THE TASK
Narrow the data below down to the lines containing "tagline".

— start MATERIAL PROVIDED —

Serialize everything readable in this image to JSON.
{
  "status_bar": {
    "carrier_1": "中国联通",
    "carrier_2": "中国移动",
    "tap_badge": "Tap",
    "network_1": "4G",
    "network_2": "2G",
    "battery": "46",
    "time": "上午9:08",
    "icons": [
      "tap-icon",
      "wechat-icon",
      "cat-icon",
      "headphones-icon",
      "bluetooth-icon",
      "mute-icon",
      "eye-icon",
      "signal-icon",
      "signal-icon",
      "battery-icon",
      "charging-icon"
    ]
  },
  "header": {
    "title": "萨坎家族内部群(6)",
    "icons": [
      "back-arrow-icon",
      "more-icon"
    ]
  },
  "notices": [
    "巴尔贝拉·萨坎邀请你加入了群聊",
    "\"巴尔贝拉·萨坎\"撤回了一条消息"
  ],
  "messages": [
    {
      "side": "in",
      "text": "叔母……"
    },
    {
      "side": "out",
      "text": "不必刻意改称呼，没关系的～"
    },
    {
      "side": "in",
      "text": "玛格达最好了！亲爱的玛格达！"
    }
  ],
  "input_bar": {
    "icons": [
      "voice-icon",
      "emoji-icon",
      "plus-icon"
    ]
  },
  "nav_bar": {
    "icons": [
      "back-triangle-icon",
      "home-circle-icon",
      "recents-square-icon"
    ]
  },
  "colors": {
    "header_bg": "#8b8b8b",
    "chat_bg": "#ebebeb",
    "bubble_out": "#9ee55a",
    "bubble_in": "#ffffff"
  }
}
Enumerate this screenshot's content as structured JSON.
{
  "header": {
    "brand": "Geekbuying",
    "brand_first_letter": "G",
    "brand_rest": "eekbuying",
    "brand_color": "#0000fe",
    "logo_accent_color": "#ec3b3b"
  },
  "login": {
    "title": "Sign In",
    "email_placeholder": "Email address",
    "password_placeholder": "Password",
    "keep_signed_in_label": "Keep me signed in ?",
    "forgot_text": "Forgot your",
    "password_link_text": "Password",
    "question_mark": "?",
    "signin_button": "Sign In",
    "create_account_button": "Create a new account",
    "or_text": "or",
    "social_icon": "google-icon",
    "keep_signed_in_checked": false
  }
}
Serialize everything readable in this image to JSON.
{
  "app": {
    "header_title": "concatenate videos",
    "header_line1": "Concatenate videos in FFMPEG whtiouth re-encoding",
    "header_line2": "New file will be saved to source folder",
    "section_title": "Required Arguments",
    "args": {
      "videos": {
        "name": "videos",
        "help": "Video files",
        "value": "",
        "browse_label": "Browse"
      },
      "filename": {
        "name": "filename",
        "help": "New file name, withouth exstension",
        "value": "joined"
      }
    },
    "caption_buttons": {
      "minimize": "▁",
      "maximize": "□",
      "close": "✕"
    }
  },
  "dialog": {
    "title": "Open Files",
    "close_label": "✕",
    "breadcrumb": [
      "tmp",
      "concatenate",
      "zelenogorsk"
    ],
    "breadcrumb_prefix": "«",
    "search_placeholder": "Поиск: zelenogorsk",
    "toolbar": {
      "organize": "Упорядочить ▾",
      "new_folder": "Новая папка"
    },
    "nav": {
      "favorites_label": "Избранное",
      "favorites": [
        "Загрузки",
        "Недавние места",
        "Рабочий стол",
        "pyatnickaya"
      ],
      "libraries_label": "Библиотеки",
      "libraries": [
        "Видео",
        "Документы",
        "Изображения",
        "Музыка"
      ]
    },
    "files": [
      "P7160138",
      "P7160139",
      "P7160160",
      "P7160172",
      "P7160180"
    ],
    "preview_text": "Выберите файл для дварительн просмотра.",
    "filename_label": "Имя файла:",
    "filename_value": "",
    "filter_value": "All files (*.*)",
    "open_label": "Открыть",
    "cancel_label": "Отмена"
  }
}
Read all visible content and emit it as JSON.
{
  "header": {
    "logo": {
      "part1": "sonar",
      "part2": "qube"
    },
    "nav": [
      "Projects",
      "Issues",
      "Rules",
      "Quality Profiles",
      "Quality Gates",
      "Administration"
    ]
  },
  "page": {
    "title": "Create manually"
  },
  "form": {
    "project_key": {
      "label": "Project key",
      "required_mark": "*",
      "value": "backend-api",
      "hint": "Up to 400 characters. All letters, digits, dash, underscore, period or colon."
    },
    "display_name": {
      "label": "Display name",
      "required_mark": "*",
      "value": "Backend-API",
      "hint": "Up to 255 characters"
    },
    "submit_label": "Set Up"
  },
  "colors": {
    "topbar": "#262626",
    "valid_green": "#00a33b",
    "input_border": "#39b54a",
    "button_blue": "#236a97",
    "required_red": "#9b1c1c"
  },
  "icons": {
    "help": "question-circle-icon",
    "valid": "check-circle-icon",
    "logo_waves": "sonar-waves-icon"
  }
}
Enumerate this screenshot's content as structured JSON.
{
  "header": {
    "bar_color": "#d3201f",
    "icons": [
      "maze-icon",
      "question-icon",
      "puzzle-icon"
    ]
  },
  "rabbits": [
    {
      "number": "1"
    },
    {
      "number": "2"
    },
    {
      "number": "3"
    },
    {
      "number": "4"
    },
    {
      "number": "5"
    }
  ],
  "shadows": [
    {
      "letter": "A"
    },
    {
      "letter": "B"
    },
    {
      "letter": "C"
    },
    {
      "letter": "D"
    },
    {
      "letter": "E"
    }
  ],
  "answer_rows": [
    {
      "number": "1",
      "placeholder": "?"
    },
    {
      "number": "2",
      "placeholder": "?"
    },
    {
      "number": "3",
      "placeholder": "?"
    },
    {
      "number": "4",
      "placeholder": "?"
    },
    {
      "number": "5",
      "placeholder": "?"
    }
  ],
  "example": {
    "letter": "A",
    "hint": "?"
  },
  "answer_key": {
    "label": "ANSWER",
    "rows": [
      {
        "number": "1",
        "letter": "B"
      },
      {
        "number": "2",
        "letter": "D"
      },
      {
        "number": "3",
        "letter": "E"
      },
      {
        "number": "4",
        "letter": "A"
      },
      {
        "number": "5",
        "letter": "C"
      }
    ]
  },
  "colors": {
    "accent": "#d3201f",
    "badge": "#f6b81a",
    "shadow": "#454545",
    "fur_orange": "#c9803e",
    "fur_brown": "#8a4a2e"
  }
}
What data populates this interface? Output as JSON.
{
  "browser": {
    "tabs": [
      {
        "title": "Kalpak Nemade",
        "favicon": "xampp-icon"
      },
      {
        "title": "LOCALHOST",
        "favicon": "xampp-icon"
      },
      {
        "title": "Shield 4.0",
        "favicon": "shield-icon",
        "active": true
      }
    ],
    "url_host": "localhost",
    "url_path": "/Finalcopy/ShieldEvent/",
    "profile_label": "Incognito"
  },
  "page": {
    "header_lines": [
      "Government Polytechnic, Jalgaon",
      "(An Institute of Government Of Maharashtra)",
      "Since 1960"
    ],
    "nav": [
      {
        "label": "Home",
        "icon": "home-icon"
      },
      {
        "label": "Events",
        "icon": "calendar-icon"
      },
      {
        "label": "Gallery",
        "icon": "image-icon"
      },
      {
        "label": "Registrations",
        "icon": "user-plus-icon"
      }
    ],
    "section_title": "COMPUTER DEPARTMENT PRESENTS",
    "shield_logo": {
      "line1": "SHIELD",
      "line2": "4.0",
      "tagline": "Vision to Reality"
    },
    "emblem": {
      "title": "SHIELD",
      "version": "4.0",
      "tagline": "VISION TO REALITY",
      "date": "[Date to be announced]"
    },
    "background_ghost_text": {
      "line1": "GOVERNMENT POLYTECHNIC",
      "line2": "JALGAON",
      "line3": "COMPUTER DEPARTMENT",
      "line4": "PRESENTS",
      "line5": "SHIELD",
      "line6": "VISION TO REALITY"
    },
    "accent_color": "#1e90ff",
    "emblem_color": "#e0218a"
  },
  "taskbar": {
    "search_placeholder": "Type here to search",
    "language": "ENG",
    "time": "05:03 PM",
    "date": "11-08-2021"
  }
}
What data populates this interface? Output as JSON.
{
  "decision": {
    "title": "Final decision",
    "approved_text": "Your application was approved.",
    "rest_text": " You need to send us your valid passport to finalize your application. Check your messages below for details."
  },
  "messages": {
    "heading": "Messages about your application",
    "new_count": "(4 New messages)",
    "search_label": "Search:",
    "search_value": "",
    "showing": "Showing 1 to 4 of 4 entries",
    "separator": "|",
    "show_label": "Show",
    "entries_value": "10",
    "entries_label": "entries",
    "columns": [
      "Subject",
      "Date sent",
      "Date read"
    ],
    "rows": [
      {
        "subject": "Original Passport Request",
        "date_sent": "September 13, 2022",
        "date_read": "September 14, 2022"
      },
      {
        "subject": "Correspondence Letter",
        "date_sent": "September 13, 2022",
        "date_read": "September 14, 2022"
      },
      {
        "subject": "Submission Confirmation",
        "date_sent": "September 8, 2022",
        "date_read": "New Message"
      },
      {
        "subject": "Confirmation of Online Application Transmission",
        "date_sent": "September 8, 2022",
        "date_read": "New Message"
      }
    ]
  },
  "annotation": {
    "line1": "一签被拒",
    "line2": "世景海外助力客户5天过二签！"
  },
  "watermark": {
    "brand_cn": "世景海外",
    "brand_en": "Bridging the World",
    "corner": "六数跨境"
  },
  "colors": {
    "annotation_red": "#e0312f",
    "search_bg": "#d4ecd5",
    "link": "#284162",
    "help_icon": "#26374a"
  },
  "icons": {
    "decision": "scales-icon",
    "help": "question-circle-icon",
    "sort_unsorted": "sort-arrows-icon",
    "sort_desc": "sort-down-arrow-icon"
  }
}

— end MATERIAL PROVIDED —

FULL SOLUTION
      "tagline": "Vision to Reality"
      "tagline": "VISION TO REALITY",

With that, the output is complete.